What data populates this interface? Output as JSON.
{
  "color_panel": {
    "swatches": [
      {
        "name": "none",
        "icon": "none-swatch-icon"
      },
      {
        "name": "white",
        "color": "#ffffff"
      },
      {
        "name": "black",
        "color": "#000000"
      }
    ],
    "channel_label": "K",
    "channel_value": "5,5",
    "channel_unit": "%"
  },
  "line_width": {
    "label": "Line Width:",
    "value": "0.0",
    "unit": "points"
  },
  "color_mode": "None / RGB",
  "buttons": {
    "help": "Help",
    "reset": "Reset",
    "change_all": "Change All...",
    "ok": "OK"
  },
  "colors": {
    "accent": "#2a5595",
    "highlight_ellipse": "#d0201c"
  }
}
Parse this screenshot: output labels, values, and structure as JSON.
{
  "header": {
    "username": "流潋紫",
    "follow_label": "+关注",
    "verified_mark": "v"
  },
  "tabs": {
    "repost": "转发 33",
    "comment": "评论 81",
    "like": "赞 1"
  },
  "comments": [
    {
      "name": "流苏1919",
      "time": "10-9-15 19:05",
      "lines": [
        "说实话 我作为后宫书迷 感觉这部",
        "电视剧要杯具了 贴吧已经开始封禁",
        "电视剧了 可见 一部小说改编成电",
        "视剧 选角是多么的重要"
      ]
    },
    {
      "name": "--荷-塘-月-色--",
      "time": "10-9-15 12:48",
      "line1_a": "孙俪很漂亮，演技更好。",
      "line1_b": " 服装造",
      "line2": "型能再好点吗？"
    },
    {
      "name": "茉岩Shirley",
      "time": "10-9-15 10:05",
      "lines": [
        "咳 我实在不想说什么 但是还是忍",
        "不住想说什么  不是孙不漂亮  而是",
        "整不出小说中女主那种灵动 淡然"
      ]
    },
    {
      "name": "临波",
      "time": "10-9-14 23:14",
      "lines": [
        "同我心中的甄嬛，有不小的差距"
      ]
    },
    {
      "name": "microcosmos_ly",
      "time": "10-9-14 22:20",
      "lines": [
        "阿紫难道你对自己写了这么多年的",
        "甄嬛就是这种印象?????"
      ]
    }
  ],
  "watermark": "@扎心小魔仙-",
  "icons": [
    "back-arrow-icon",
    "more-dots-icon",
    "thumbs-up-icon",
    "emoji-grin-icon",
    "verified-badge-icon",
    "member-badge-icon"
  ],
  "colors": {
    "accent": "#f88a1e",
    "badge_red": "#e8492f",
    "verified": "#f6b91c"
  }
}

What you need to do
Show all lines from the data above in which the word "time" appears.

Result for this exercise
      "time": "10-9-15 19:05",
      "time": "10-9-15 12:48",
      "time": "10-9-15 10:05",
      "time": "10-9-14 23:14",
      "time": "10-9-14 22:20",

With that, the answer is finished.